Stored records
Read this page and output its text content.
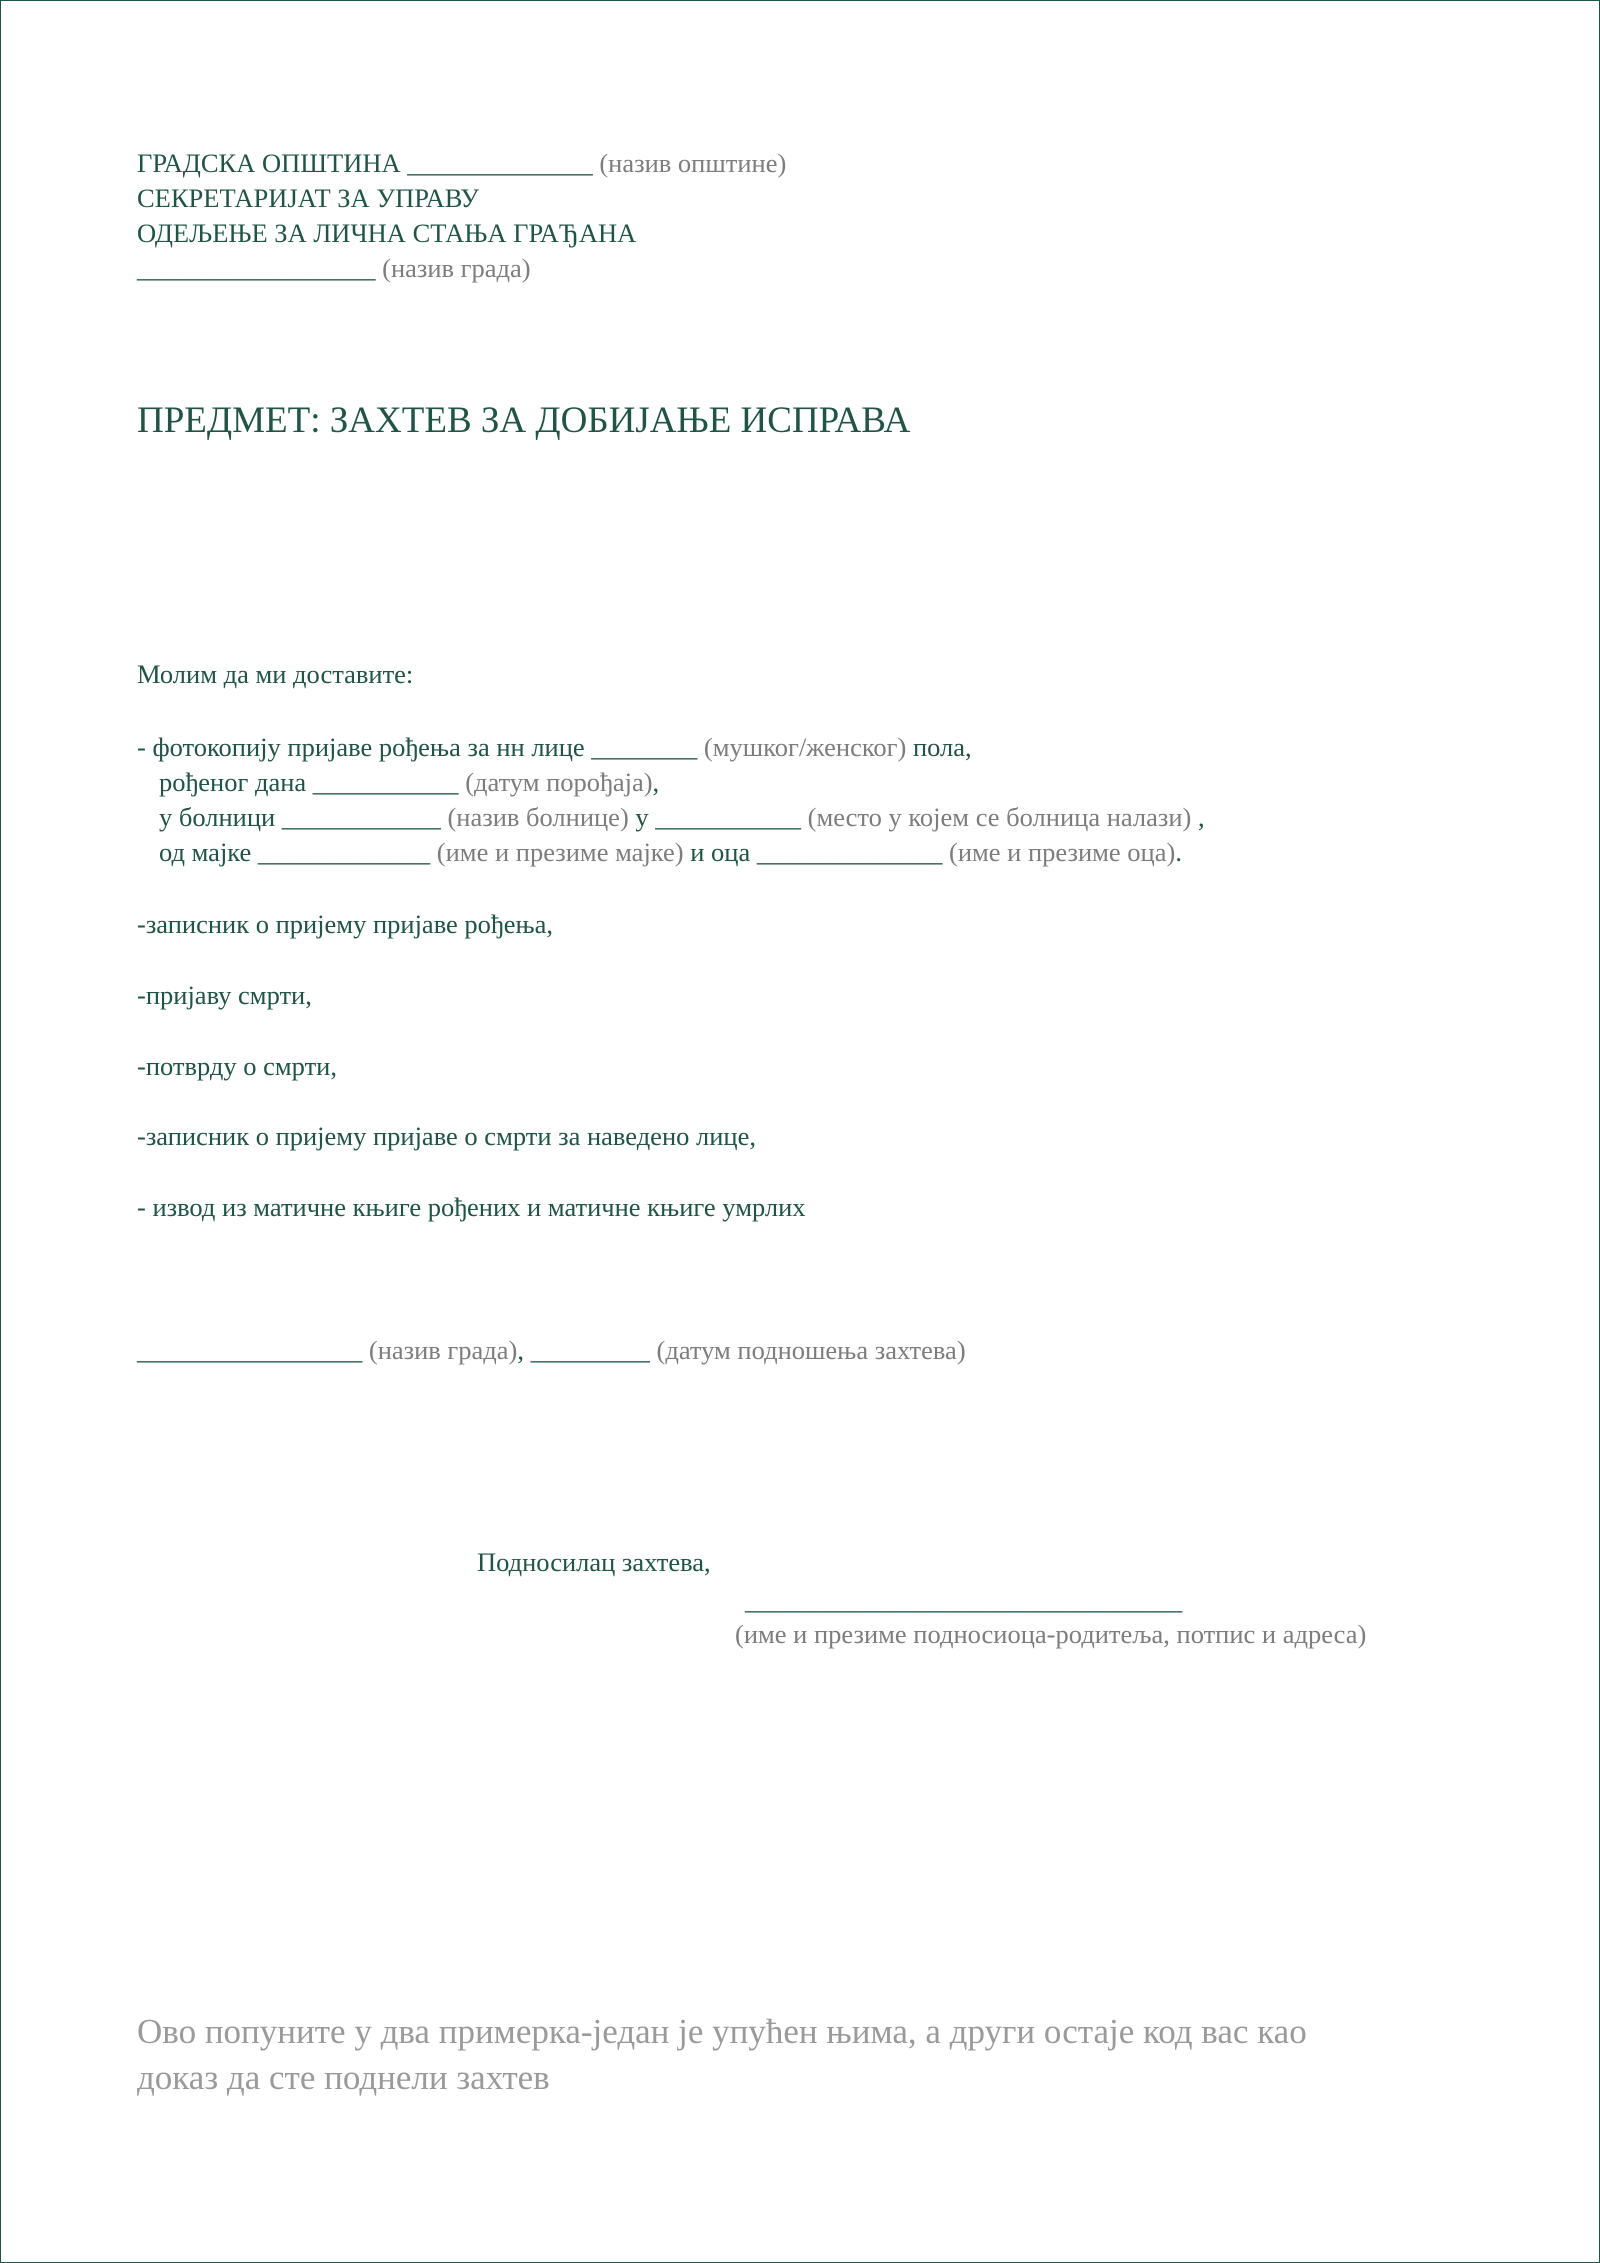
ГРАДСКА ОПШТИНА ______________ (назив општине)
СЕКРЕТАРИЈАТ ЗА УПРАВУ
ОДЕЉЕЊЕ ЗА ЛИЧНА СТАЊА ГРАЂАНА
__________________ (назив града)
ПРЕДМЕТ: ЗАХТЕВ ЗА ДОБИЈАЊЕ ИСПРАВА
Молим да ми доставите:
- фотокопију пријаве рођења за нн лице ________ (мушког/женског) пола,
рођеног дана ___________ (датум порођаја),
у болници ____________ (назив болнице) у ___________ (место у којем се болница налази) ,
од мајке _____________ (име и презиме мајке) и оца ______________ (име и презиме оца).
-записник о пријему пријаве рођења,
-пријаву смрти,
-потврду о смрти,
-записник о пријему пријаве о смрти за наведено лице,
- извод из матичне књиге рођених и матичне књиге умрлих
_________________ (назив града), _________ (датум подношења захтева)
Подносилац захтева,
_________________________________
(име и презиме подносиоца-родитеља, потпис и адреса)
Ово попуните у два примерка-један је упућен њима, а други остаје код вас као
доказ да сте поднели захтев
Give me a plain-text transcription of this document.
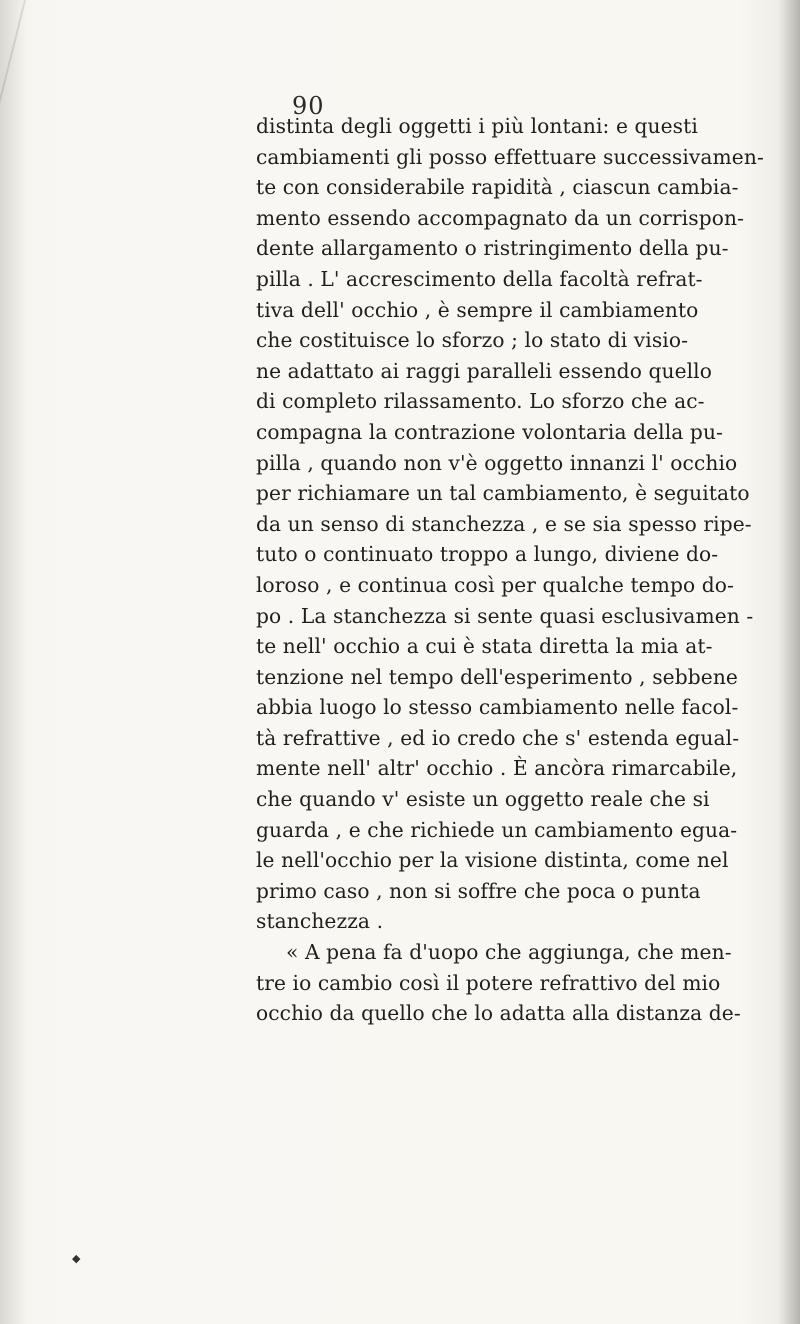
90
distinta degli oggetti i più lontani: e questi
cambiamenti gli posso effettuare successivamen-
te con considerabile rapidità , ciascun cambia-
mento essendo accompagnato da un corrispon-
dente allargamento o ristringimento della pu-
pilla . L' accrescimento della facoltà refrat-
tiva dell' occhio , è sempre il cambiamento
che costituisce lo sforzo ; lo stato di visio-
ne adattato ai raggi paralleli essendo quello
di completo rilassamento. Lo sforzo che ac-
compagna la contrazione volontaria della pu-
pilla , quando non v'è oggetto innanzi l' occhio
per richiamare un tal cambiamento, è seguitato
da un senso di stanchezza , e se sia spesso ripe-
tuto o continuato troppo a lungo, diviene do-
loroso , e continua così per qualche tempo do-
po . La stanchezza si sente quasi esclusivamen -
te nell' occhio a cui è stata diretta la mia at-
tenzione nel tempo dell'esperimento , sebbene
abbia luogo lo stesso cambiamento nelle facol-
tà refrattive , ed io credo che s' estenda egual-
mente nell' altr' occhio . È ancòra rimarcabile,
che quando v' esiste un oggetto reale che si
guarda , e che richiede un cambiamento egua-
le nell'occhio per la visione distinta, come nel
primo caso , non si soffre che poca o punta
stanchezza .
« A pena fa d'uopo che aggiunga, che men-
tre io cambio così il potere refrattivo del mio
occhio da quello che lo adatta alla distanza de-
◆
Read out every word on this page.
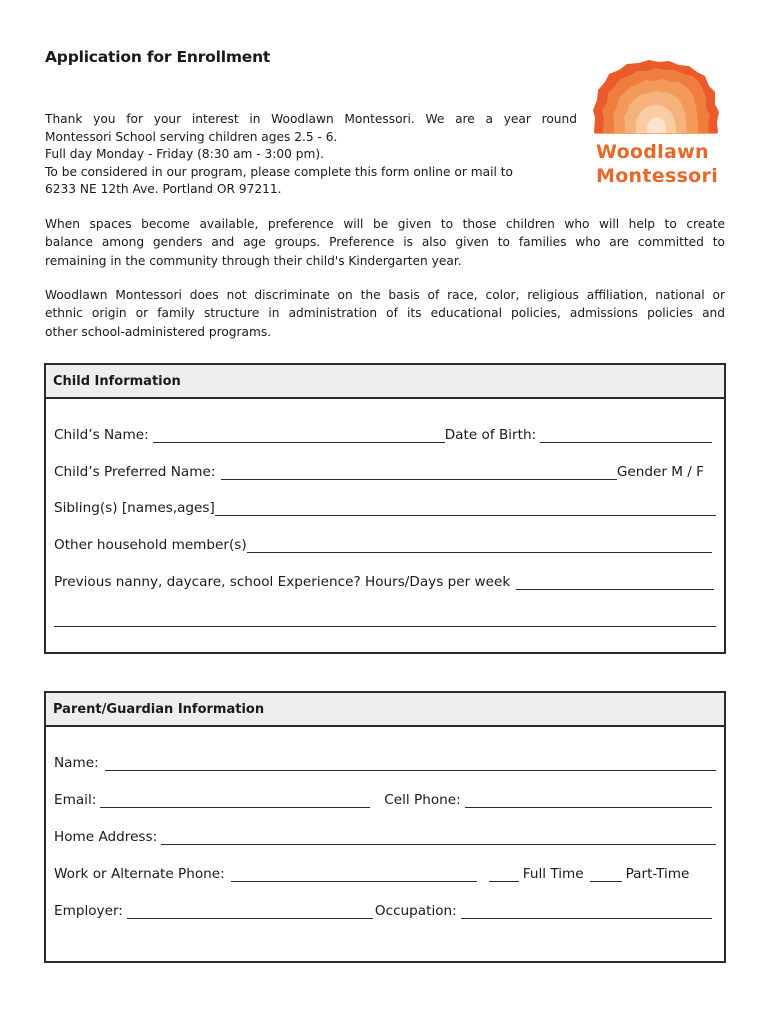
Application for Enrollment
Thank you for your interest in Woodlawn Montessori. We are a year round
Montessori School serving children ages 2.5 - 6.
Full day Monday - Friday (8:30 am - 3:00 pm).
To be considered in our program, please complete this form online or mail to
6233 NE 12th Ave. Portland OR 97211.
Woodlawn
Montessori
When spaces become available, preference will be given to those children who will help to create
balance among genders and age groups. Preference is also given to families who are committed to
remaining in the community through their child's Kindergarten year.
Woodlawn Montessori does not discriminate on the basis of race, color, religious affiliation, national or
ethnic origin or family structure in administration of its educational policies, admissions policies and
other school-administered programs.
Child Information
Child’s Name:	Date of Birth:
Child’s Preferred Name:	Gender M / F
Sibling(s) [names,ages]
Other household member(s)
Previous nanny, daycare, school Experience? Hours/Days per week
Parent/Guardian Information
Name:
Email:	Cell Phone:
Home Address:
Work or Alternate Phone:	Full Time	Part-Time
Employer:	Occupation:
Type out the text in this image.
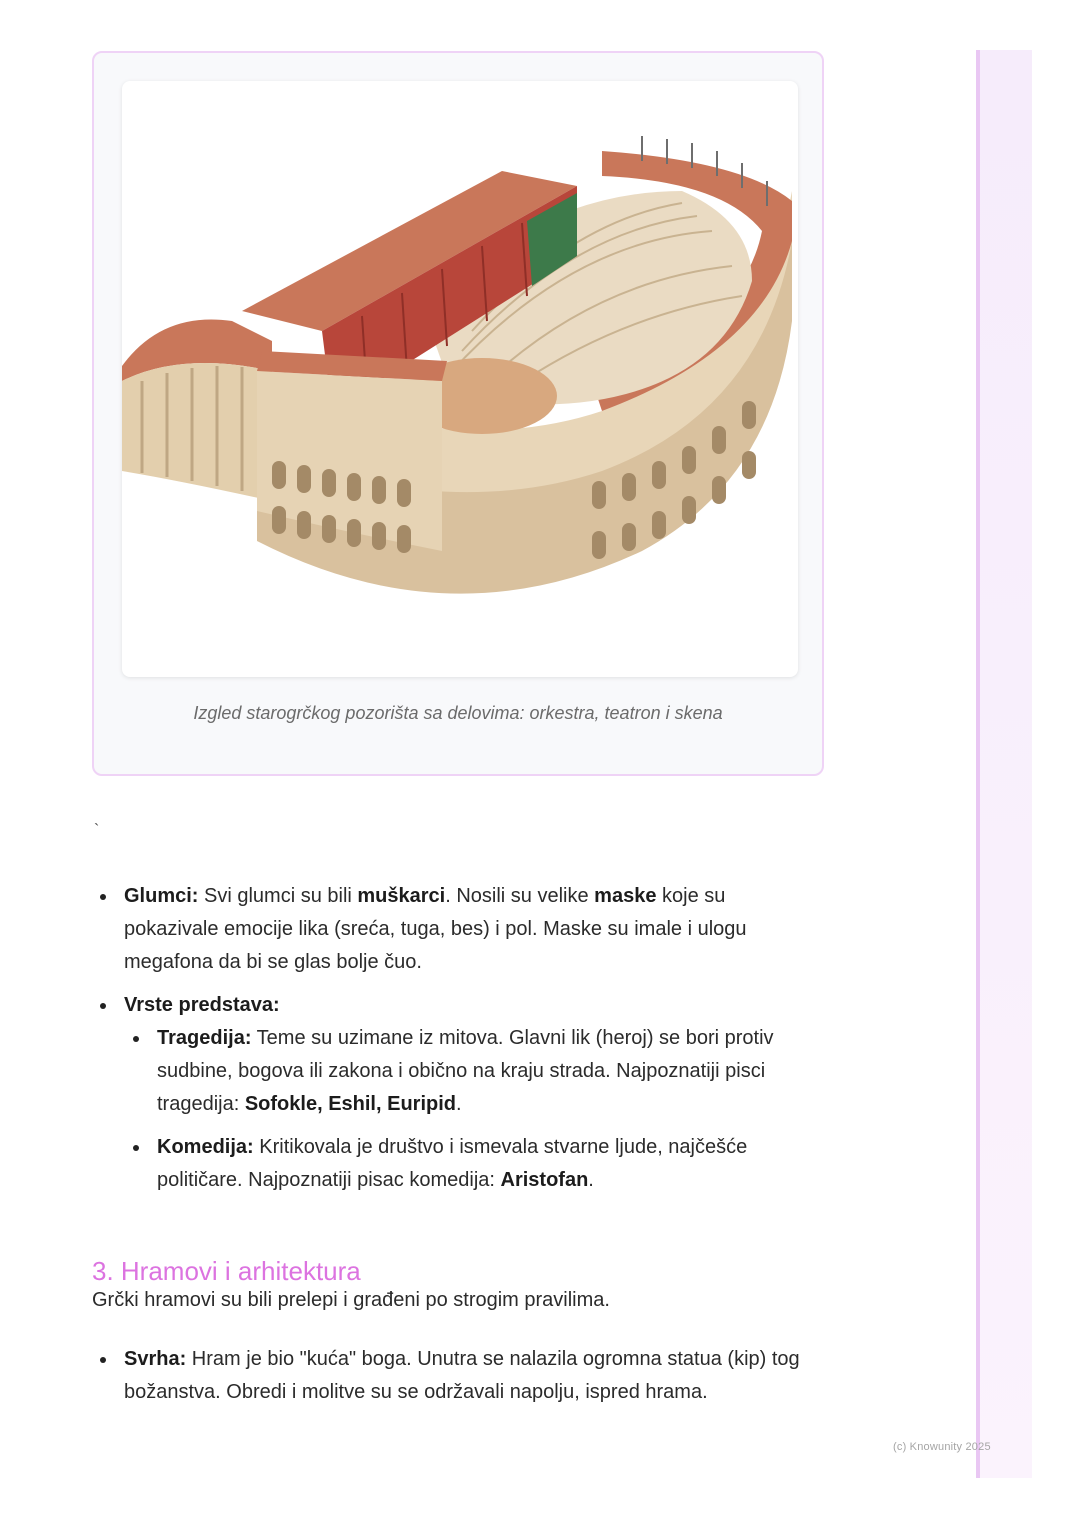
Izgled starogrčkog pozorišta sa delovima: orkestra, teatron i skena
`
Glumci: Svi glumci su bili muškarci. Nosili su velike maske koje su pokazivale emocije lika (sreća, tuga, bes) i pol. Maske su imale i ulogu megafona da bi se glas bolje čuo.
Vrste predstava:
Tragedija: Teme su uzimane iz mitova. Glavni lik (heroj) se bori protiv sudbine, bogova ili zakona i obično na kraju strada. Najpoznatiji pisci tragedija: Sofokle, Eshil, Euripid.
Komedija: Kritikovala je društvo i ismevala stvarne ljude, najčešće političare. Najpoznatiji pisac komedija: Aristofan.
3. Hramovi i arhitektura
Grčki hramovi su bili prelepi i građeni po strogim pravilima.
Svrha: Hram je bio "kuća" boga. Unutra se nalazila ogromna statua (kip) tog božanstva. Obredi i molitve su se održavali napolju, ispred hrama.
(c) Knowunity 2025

What needs to be done — Print out the material word for word, omitting the pictures.

Exercise response —
Read this page and output its text content.
ГРАДСКА ОПШТИНА ______________ (назив општине)
СЕКРЕТАРИЈАТ ЗА УПРАВУ
ОДЕЉЕЊЕ ЗА ЛИЧНА СТАЊА ГРАЂАНА
__________________ (назив града)
ПРЕДМЕТ: ЗАХТЕВ ЗА ДОБИЈАЊЕ ИСПРАВА
Молим да ми доставите:
- фотокопију пријаве рођења за нн лице ________ (мушког/женског) пола,
рођеног дана ___________ (датум порођаја),
у болници ____________ (назив болнице) у ___________ (место у којем се болница налази) ,
од мајке _____________ (име и презиме мајке) и оца ______________ (име и презиме оца).
-записник о пријему пријаве рођења,
-пријаву смрти,
-потврду о смрти,
-записник о пријему пријаве о смрти за наведено лице,
- извод из матичне књиге рођених и матичне књиге умрлих
_________________ (назив града), _________ (датум подношења захтева)
Подносилац захтева,
_________________________________
(име и презиме подносиоца-родитеља, потпис и адреса)
Ово попуните у два примерка-један је упућен њима, а други остаје код вас као
доказ да сте поднели захтев
Give me a plain-text transcription of this document.
90
distinta degli oggetti i più lontani: e questi
cambiamenti gli posso effettuare successivamen-
te con considerabile rapidità , ciascun cambia-
mento essendo accompagnato da un corrispon-
dente allargamento o ristringimento della pu-
pilla . L' accrescimento della facoltà refrat-
tiva dell' occhio , è sempre il cambiamento
che costituisce lo sforzo ; lo stato di visio-
ne adattato ai raggi paralleli essendo quello
di completo rilassamento. Lo sforzo che ac-
compagna la contrazione volontaria della pu-
pilla , quando non v'è oggetto innanzi l' occhio
per richiamare un tal cambiamento, è seguitato
da un senso di stanchezza , e se sia spesso ripe-
tuto o continuato troppo a lungo, diviene do-
loroso , e continua così per qualche tempo do-
po . La stanchezza si sente quasi esclusivamen -
te nell' occhio a cui è stata diretta la mia at-
tenzione nel tempo dell'esperimento , sebbene
abbia luogo lo stesso cambiamento nelle facol-
tà refrattive , ed io credo che s' estenda egual-
mente nell' altr' occhio . È ancòra rimarcabile,
che quando v' esiste un oggetto reale che si
guarda , e che richiede un cambiamento egua-
le nell'occhio per la visione distinta, come nel
primo caso , non si soffre che poca o punta
stanchezza .
« A pena fa d'uopo che aggiunga, che men-
tre io cambio così il potere refrattivo del mio
occhio da quello che lo adatta alla distanza de-
◆
Read out every word on this page.
Application for Enrollment
Thank you for your interest in Woodlawn Montessori. We are a year round
Montessori School serving children ages 2.5 - 6.
Full day Monday - Friday (8:30 am - 3:00 pm).
To be considered in our program, please complete this form online or mail to
6233 NE 12th Ave. Portland OR 97211.
Woodlawn
Montessori
When spaces become available, preference will be given to those children who will help to create
balance among genders and age groups. Preference is also given to families who are committed to
remaining in the community through their child's Kindergarten year.
Woodlawn Montessori does not discriminate on the basis of race, color, religious affiliation, national or
ethnic origin or family structure in administration of its educational policies, admissions policies and
other school-administered programs.
Child Information
Child’s Name:	Date of Birth:
Child’s Preferred Name:	Gender M / F
Sibling(s) [names,ages]
Other household member(s)
Previous nanny, daycare, school Experience? Hours/Days per week
Parent/Guardian Information
Name:
Email:	Cell Phone:
Home Address:
Work or Alternate Phone:	Full Time	Part-Time
Employer:	Occupation:
Type out the text in this image.
Izgled starogrčkog pozorišta sa delovima: orkestra, teatron i skena
`
Glumci: Svi glumci su bili muškarci. Nosili su velike maske koje su pokazivale emocije lika (sreća, tuga, bes) i pol. Maske su imale i ulogu megafona da bi se glas bolje čuo.
Vrste predstava:
Tragedija: Teme su uzimane iz mitova. Glavni lik (heroj) se bori protiv sudbine, bogova ili zakona i obično na kraju strada. Najpoznatiji pisci tragedija: Sofokle, Eshil, Euripid.
Komedija: Kritikovala je društvo i ismevala stvarne ljude, najčešće političare. Najpoznatiji pisac komedija: Aristofan.
3. Hramovi i arhitektura
Grčki hramovi su bili prelepi i građeni po strogim pravilima.
Svrha: Hram je bio "kuća" boga. Unutra se nalazila ogromna statua (kip) tog božanstva. Obredi i molitve su se održavali napolju, ispred hrama.
(c) Knowunity 2025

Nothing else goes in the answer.